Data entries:
--*--
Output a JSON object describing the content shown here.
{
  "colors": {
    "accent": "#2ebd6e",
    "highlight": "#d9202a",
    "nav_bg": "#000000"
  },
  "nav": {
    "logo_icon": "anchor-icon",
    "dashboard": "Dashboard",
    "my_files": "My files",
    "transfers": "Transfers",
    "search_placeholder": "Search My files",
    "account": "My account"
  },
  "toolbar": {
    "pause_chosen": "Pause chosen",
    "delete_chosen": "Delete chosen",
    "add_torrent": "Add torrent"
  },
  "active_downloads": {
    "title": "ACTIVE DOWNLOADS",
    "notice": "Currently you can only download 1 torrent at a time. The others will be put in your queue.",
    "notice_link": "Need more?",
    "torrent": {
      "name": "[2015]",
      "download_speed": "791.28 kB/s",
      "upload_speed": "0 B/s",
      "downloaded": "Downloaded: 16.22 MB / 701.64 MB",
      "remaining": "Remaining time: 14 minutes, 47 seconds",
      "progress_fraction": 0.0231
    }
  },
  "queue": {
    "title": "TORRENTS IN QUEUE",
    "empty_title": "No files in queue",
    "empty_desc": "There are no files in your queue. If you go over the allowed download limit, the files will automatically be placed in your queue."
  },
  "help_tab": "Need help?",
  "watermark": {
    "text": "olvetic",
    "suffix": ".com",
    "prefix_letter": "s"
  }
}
--*--
Task prompt: Output the records exactly, including every line.

Task result:
Output a JSON object describing the content shown here.
{
  "colors": {
    "accent": "#2ebd6e",
    "highlight": "#d9202a",
    "nav_bg": "#000000"
  },
  "nav": {
    "logo_icon": "anchor-icon",
    "dashboard": "Dashboard",
    "my_files": "My files",
    "transfers": "Transfers",
    "search_placeholder": "Search My files",
    "account": "My account"
  },
  "toolbar": {
    "pause_chosen": "Pause chosen",
    "delete_chosen": "Delete chosen",
    "add_torrent": "Add torrent"
  },
  "active_downloads": {
    "title": "ACTIVE DOWNLOADS",
    "notice": "Currently you can only download 1 torrent at a time. The others will be put in your queue.",
    "notice_link": "Need more?",
    "torrent": {
      "name": "[2015]",
      "download_speed": "791.28 kB/s",
      "upload_speed": "0 B/s",
      "downloaded": "Downloaded: 16.22 MB / 701.64 MB",
      "remaining": "Remaining time: 14 minutes, 47 seconds",
      "progress_fraction": 0.0231
    }
  },
  "queue": {
    "title": "TORRENTS IN QUEUE",
    "empty_title": "No files in queue",
    "empty_desc": "There are no files in your queue. If you go over the allowed download limit, the files will automatically be placed in your queue."
  },
  "help_tab": "Need help?",
  "watermark": {
    "text": "olvetic",
    "suffix": ".com",
    "prefix_letter": "s"
  }
}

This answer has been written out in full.